## Set problem:
Tally the lines that include the word "JSON" and reply with nothing but the total.

===== Provided material =====

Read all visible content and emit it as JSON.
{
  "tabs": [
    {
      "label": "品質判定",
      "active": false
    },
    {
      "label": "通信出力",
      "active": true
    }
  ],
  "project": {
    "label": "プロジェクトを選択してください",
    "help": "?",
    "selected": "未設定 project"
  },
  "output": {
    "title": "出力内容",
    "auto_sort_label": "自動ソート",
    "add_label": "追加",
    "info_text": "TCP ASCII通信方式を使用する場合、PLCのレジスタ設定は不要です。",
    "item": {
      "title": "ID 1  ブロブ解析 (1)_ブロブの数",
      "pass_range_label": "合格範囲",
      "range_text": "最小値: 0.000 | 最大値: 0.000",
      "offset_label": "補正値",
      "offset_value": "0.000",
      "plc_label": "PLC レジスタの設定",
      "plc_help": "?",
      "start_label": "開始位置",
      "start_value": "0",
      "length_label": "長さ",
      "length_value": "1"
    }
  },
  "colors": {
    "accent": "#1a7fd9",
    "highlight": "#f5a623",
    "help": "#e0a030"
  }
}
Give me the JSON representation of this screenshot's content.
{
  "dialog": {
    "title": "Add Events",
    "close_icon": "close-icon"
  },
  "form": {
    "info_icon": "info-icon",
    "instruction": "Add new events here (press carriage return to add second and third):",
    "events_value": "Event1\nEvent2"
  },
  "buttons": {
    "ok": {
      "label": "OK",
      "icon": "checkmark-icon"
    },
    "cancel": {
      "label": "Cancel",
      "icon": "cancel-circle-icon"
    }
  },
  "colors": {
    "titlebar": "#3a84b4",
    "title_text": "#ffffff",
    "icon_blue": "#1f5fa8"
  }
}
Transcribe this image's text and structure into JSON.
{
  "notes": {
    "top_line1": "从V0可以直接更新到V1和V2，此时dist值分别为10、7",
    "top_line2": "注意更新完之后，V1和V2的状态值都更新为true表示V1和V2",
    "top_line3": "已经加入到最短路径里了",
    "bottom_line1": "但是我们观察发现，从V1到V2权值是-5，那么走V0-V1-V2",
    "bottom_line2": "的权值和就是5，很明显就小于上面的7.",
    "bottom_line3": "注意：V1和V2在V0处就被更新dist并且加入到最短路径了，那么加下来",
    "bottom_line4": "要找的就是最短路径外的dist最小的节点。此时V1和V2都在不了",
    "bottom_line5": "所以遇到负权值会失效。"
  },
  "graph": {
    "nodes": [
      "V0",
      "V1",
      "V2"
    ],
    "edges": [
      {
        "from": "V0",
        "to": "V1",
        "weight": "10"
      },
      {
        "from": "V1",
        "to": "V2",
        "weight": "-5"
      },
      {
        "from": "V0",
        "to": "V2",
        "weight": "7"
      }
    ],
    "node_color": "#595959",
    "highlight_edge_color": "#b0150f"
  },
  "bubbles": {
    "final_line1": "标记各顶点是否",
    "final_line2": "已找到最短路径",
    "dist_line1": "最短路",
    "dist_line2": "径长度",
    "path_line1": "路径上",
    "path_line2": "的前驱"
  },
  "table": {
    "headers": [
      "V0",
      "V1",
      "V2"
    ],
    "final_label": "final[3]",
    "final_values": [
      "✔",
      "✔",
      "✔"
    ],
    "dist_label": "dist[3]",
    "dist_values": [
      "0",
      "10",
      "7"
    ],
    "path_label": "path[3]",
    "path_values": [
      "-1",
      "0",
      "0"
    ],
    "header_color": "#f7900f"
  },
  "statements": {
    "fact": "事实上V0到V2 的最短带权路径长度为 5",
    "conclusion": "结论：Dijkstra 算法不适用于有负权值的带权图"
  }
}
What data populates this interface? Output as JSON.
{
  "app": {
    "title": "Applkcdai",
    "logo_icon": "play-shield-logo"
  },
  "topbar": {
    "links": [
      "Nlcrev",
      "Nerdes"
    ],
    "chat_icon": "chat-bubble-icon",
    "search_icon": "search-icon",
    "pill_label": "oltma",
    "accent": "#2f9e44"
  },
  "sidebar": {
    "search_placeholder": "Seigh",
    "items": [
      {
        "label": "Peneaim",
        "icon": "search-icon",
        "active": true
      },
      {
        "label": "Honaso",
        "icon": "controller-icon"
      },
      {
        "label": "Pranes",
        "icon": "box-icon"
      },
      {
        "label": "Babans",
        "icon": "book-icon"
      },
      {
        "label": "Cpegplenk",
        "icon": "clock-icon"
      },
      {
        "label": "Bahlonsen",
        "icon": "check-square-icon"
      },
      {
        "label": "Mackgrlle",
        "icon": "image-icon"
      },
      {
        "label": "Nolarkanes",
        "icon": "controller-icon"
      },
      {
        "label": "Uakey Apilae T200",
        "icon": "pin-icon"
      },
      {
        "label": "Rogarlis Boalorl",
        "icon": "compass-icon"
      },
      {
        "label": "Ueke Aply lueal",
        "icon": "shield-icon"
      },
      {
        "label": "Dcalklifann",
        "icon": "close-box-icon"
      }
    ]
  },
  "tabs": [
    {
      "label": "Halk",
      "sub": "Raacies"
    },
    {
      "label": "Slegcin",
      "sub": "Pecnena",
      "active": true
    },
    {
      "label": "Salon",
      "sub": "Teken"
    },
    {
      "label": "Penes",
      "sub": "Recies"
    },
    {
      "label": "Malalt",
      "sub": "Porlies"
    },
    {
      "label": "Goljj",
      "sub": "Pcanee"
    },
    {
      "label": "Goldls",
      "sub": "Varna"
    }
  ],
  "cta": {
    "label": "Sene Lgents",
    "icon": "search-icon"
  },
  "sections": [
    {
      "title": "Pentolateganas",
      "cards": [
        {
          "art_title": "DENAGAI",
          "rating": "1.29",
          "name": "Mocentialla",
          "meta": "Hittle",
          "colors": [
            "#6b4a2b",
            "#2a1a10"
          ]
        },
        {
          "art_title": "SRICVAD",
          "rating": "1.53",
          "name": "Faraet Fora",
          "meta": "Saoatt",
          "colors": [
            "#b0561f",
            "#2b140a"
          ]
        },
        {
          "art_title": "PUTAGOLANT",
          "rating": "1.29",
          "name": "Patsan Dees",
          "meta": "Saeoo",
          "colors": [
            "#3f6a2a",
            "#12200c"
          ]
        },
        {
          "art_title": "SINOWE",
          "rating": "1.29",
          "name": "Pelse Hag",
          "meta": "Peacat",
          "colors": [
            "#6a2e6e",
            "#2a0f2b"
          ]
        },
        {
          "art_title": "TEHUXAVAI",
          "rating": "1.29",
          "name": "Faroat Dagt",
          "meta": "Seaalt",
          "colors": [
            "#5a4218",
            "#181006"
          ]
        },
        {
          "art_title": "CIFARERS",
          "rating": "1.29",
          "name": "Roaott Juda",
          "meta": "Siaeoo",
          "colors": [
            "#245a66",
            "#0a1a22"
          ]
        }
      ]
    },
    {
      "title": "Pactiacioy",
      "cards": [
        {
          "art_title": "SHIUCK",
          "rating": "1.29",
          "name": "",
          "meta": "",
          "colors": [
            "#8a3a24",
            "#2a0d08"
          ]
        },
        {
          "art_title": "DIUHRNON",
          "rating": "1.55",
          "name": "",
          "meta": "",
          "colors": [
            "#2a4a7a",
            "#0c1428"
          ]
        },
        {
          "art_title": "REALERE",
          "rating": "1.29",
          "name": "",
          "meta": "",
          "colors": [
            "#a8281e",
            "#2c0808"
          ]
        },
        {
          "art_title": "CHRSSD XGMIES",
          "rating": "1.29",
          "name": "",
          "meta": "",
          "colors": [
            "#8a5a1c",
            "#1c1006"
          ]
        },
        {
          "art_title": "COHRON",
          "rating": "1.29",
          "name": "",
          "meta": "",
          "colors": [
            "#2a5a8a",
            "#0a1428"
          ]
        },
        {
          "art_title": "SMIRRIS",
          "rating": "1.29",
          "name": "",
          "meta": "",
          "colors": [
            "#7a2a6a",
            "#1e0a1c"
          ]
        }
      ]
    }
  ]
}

=====

## Completed task:
4